PROMPT:
Reproduce all of the data exactly.

PROVIDED DATA:
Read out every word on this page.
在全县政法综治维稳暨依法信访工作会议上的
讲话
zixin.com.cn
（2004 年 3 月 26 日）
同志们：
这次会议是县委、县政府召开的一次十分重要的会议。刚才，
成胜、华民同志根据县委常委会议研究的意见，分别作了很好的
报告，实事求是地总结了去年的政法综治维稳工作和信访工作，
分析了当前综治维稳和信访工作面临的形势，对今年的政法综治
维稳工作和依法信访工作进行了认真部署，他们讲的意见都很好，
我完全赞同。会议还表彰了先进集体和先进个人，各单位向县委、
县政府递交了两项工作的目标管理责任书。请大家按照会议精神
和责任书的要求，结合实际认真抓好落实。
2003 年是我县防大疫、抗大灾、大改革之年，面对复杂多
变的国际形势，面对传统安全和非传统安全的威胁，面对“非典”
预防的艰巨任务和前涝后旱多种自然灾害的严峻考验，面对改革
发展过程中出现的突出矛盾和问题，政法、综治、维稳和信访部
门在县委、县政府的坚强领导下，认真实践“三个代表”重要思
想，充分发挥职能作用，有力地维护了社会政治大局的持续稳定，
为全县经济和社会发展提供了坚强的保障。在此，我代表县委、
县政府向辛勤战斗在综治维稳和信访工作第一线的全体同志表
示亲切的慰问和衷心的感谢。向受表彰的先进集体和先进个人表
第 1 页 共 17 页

EXPECTED ANSWER:
Read out every word on this page.
在全县政法综治维稳暨依法信访工作会议上的
讲话
zixin.com.cn
（2004 年 3 月 26 日）
同志们：
这次会议是县委、县政府召开的一次十分重要的会议。刚才，
成胜、华民同志根据县委常委会议研究的意见，分别作了很好的
报告，实事求是地总结了去年的政法综治维稳工作和信访工作，
分析了当前综治维稳和信访工作面临的形势，对今年的政法综治
维稳工作和依法信访工作进行了认真部署，他们讲的意见都很好，
我完全赞同。会议还表彰了先进集体和先进个人，各单位向县委、
县政府递交了两项工作的目标管理责任书。请大家按照会议精神
和责任书的要求，结合实际认真抓好落实。
2003 年是我县防大疫、抗大灾、大改革之年，面对复杂多
变的国际形势，面对传统安全和非传统安全的威胁，面对“非典”
预防的艰巨任务和前涝后旱多种自然灾害的严峻考验，面对改革
发展过程中出现的突出矛盾和问题，政法、综治、维稳和信访部
门在县委、县政府的坚强领导下，认真实践“三个代表”重要思
想，充分发挥职能作用，有力地维护了社会政治大局的持续稳定，
为全县经济和社会发展提供了坚强的保障。在此，我代表县委、
县政府向辛勤战斗在综治维稳和信访工作第一线的全体同志表
示亲切的慰问和衷心的感谢。向受表彰的先进集体和先进个人表
第 1 页 共 17 页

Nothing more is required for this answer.